TEXTE
──────────
L'essentiel en trois points

  1. Initiative Réseau H2 : Lancé sur le Campus EPFL, le Réseau H2, piloté par la Fondation Nomads, vise à créer un écosystème d'innovation pour l'hydrogène bas carbone en Suisse, en rassemblant des acteurs de tous les horizons pour stimuler des projets collaboratifs dans la région lémanique et au-delà.
  2. Rôle des pouvoirs publics : L'engagement des pouvoirs publics est crucial pour le développement de l'hydrogène bas carbone. Leur soutien est indispensable pour surmonter les défis d'infrastructure et de financement, et pour instaurer un cadre favorable à l'innovation et à l'adoption de cette technologie.
  3. Importance de l'hydrogène vert : En tant que vecteur énergétique, l'hydrogène vert joue un rôle vital dans la décarbonisation et la diversification énergétique de la Suisse, soutenant l'autonomie énergétique tout en renforçant la compétitivité de l'économie locale.

 

L’hydrogène vert a son réseau ! Baptisé « Réseau H2 », il mise sur le développement de synergies entre les acteurs romands, et au-delà. « Cette initiative est pionnière par son financement public-privé-philanthropique, et aussi par sa vision systémique qui réunit l’ensemble des acteurs de la chaîne de valeurs – startups, PME et industries. Le Réseau H2 a l’ambition de s’élargir progressivement à d’autres initiatives régionales, suisses ou internationales du secteur, notamment les projets de l’Union européenne » précise Jean-Luc Favre, président de la Fondation Nomads. Pour promouvoir l'hydrogène, le Réseau H2 fédère ainsi un large spectre d'acteurs, des autorités cantonales de Genève et Vaud aux entreprises privées telles que les Services Industriels de Genève (SIG) et Romande Energie, en passant par diverses start-ups et acteurs philanthropiques. Sabrina Cohen Dumani, directrice et fondatrice de la Fondation Nomads, souligne l’importance de cette union particulière : « Voir Romande Energie, les SIG et Alpiq réunis autour de la même table, alors qu'ils peuvent être concurrents dans d'autres circonstances, est un fait marquant. Cela démontre leur volonté de collaborer dans un domaine émergent et c’est crucial que tout le monde tire à la même corde si on veut que la Suisse se positionne fermement dans le secteur de l'hydrogène. »
──────────
LIGNES DE DONNÉES
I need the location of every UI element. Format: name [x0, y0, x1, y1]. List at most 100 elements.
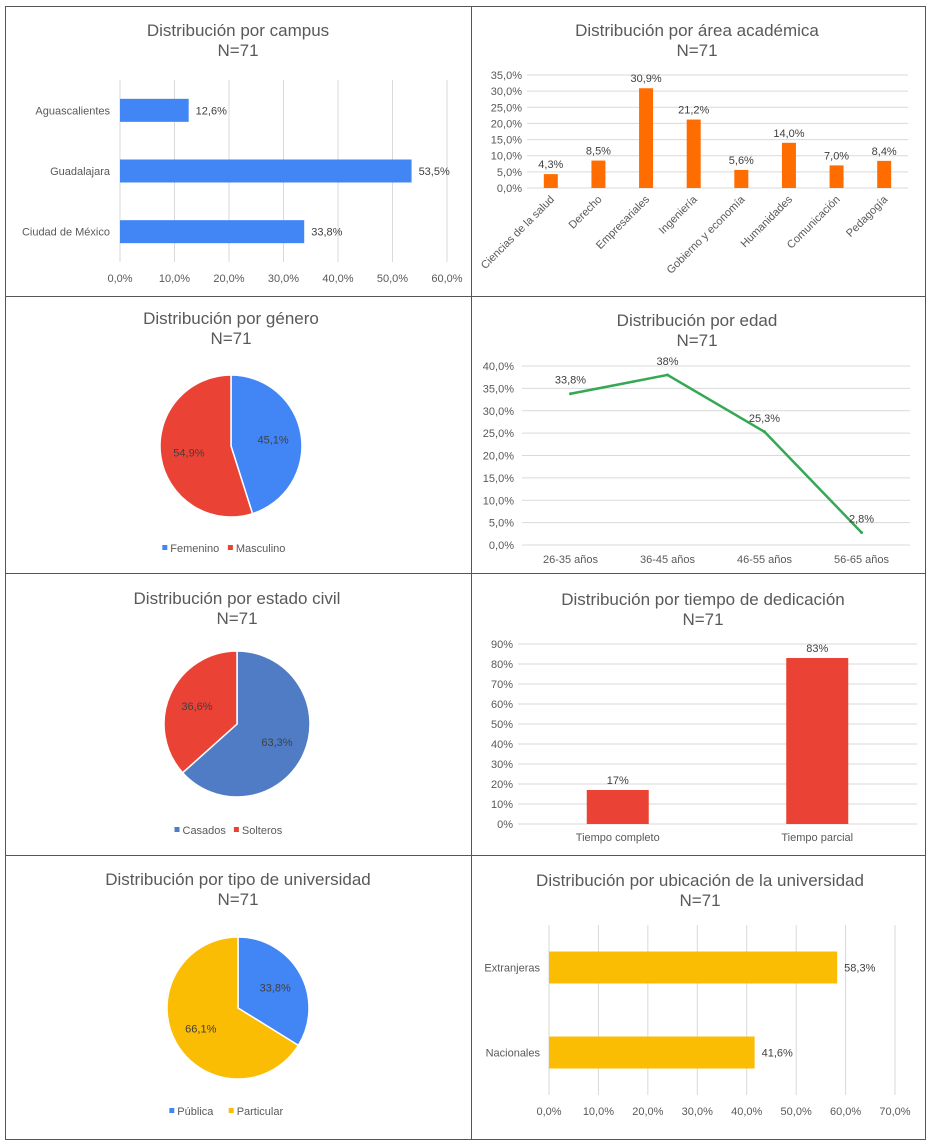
──────────
EXERCICE PROPOSÉ 1
Dans le texte sur l'hydrogène vert, quels acteurs de la chaîne de valeurs la vision systémique décrite par Jean-Luc Favre réunit-elle ? Relevez-les tous.
EXERCICE PROPOSÉ 2
Poursuivez le texte sur l'hydrogène vert après sa dernière phrase.
Le listing n'est d'aucune utilité pour ce travail.

CORRIGÉ 1
Les startups, les PME et les industries.

CORRIGÉ 2
La genèse du réseau

Le Réseau H2 s'est constitué dans la foulée de deux projets emblématiques nés sous l'impulsion de la Fondation Nomads : Generation of Hydrogen (GoH!), qui réunit SIG, Migros Genève, GreenGT, LARAG, et a abouti fin 2023 à la mise en service du démonstrateur du premier camion de 40 tonnes à propulsion électrique et hydrogène conçu en Suisse ; ainsi que le projet Aurora, qui rassemble GreenGT, Realstone et Romande Energie, visant à la décarbonisation des bâtiments. « Ces deux projets ont posé les fondations de notre réseau en démontrant notamment que la coopération facilite la résolution de défis complexes » explique Sabrina Cohen Dumani, directrice et fondatrice de la Fondation Nomads.

À ce jour, cinq projets de production et d’usage d’hydrogène bas carbone sont initiés à des stades divers. Parmi eux, Romande Energie a annoncé le projet PRHYSM qui exploite l'énergie solaire, ainsi que les chaleurs perdues d'un procédé industriel utilisant de l'hydrogène gris, pour substituer ce dernier par la production à haute efficacité d'un hydrogène décarboné sur site. L'entreprise a par ailleurs testé un groupe électrogène à hydrogène pour alimenter chantiers et événements.

Le potentiel de l’hydrogène

De par la flexibilité qu'il offre en tant qu'agent énergétique, l'hydrogène dit « vert » permet le recours à des énergies renouvelables dans tous les domaines et favorise ainsi le couplage des secteurs, qui constitue une composante essentielle d'un secteur de l'énergie décarboné. L’hydrogène peut être un vecteur énergétique pertinent, notamment pour la décarbonisation de l'industrie et des transports lourds. Par ailleurs, la production d'hydrogène bas carbone à base de traitement des déchets et le stockage de surplus d 'énergie solaire estival sous forme d'hydrogène bas carbone pour un usage hivernal, pourrait également contribuer à l'autonomie énergétique et renforcer la compétitivité de notre économie locale.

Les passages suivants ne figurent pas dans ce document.